===== PROVIDED MATERIAL
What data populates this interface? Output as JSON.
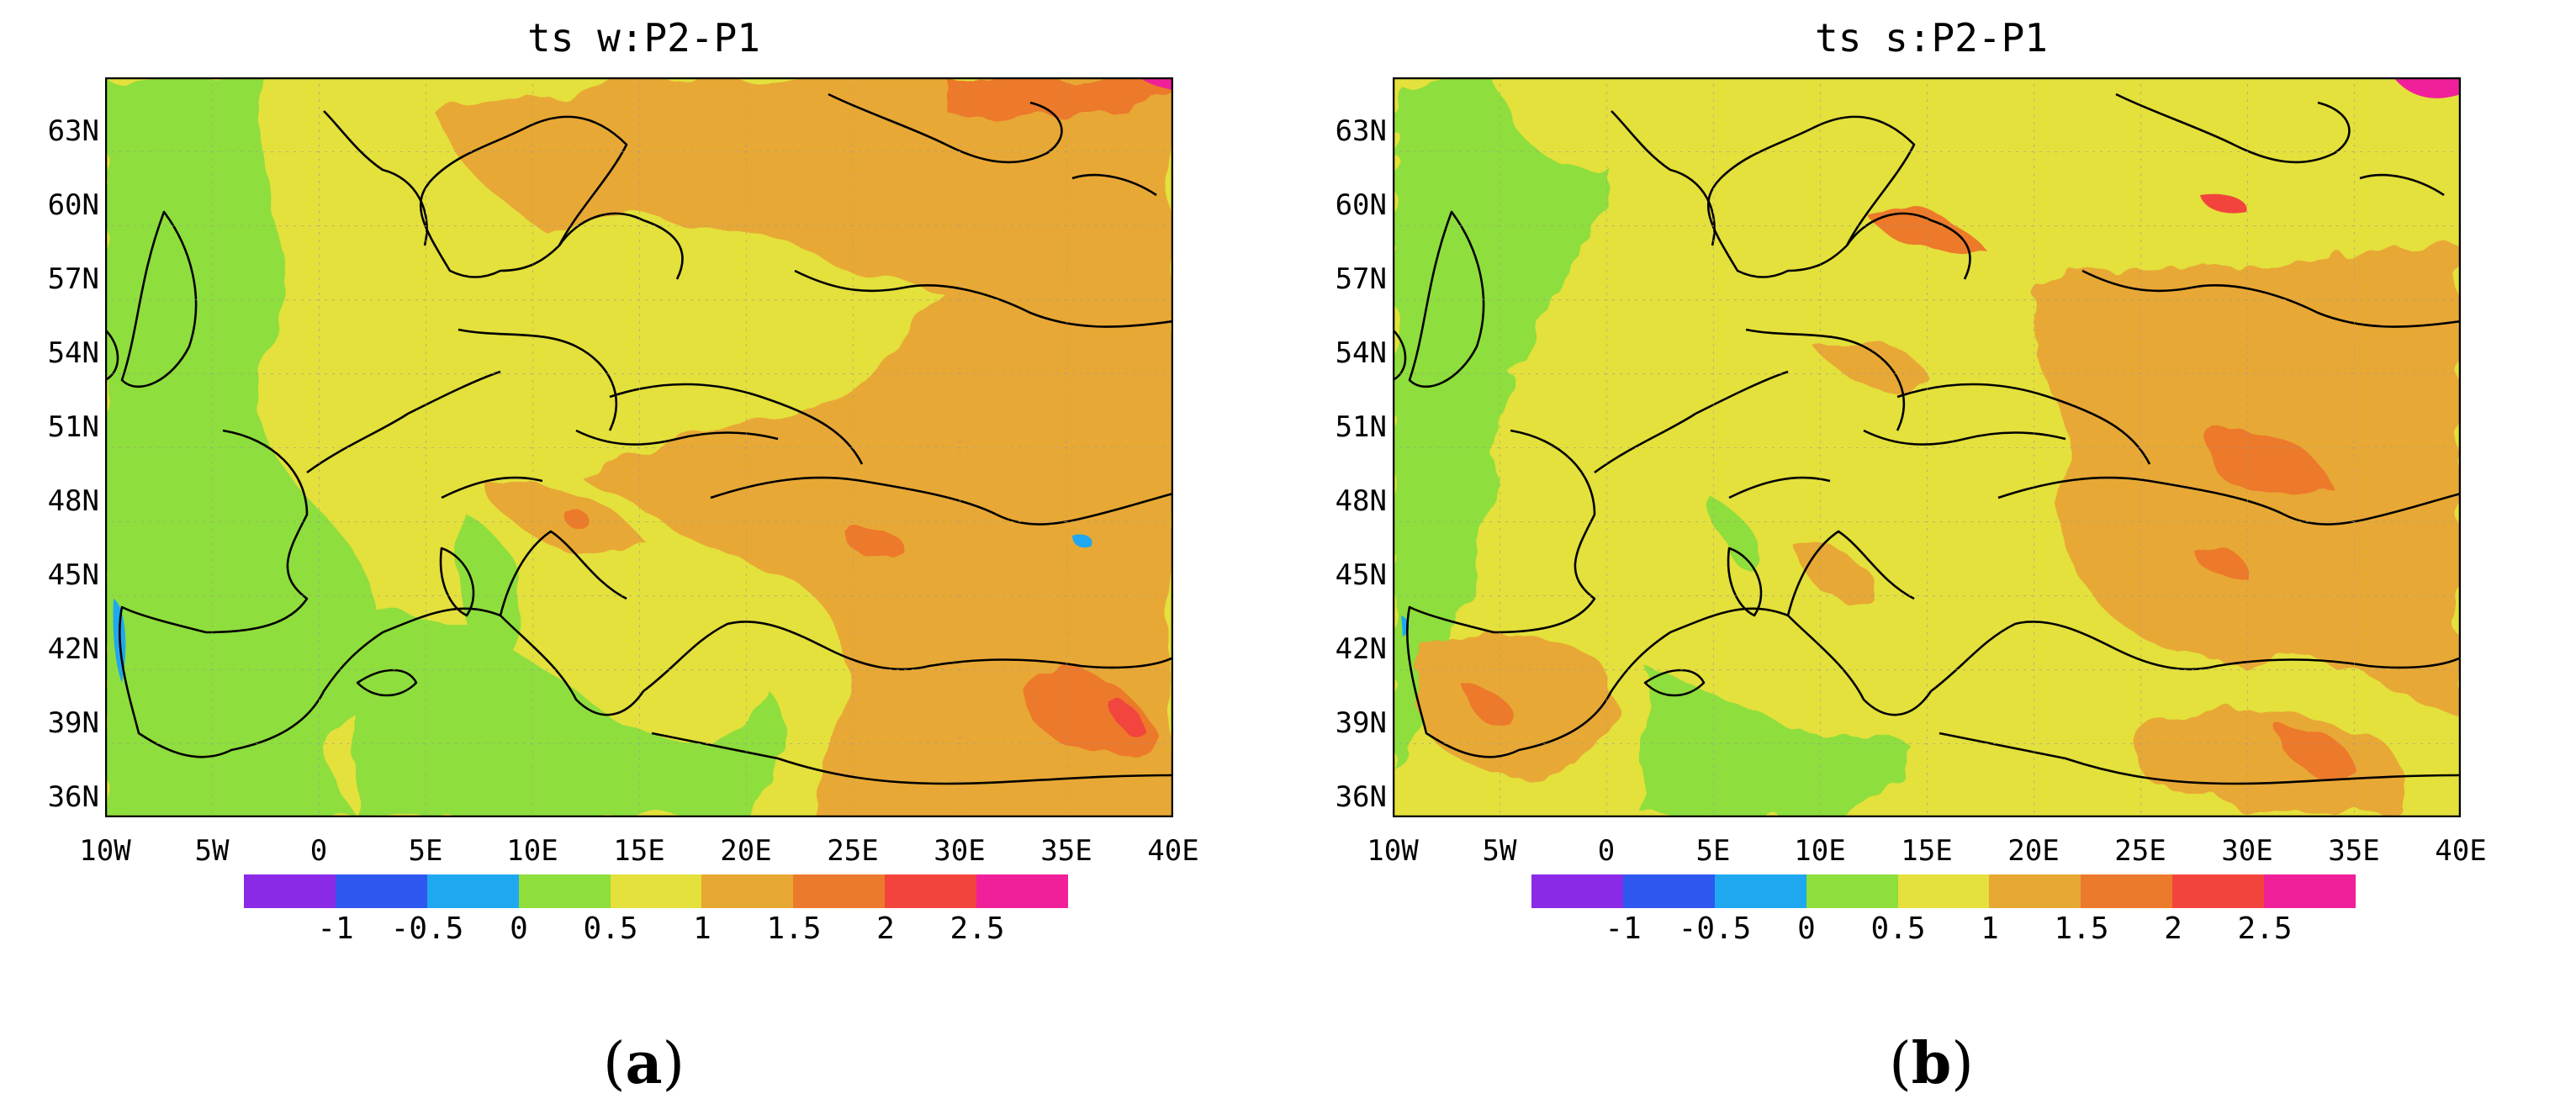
{
  "colors": {
    "palette": [
      "#8a2ae6",
      "#2e57f0",
      "#1fa8f0",
      "#8ede3c",
      "#e4e03c",
      "#e8a834",
      "#ec7a2c",
      "#f2443c",
      "#f0209a"
    ],
    "coast": "#000000"
  },
  "colorbar": {
    "labels": [
      "-1",
      "-0.5",
      "0",
      "0.5",
      "1",
      "1.5",
      "2",
      "2.5"
    ]
  },
  "panels": [
    {
      "title": "ts  w:P2-P1",
      "caption_open": "(",
      "caption_letter": "a",
      "caption_close": ")",
      "lat_labels": [
        "63N",
        "60N",
        "57N",
        "54N",
        "51N",
        "48N",
        "45N",
        "42N",
        "39N",
        "36N"
      ],
      "lon_labels": [
        "10W",
        "5W",
        "0",
        "5E",
        "10E",
        "15E",
        "20E",
        "25E",
        "30E",
        "35E",
        "40E"
      ]
    },
    {
      "title": "ts  s:P2-P1",
      "caption_open": "(",
      "caption_letter": "b",
      "caption_close": ")",
      "lat_labels": [
        "63N",
        "60N",
        "57N",
        "54N",
        "51N",
        "48N",
        "45N",
        "42N",
        "39N",
        "36N"
      ],
      "lon_labels": [
        "10W",
        "5W",
        "0",
        "5E",
        "10E",
        "15E",
        "20E",
        "25E",
        "30E",
        "35E",
        "40E"
      ]
    }
  ]
}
==========
WHAT THIS TASK INVOLVES >> Exactly reproduce each record, leaving out any pictures.

EXERCISE OUTPUT >>
What data populates this interface? Output as JSON.
{
  "colors": {
    "palette": [
      "#8a2ae6",
      "#2e57f0",
      "#1fa8f0",
      "#8ede3c",
      "#e4e03c",
      "#e8a834",
      "#ec7a2c",
      "#f2443c",
      "#f0209a"
    ],
    "coast": "#000000"
  },
  "colorbar": {
    "labels": [
      "-1",
      "-0.5",
      "0",
      "0.5",
      "1",
      "1.5",
      "2",
      "2.5"
    ]
  },
  "panels": [
    {
      "title": "ts  w:P2-P1",
      "caption_open": "(",
      "caption_letter": "a",
      "caption_close": ")",
      "lat_labels": [
        "63N",
        "60N",
        "57N",
        "54N",
        "51N",
        "48N",
        "45N",
        "42N",
        "39N",
        "36N"
      ],
      "lon_labels": [
        "10W",
        "5W",
        "0",
        "5E",
        "10E",
        "15E",
        "20E",
        "25E",
        "30E",
        "35E",
        "40E"
      ]
    },
    {
      "title": "ts  s:P2-P1",
      "caption_open": "(",
      "caption_letter": "b",
      "caption_close": ")",
      "lat_labels": [
        "63N",
        "60N",
        "57N",
        "54N",
        "51N",
        "48N",
        "45N",
        "42N",
        "39N",
        "36N"
      ],
      "lon_labels": [
        "10W",
        "5W",
        "0",
        "5E",
        "10E",
        "15E",
        "20E",
        "25E",
        "30E",
        "35E",
        "40E"
      ]
    }
  ]
}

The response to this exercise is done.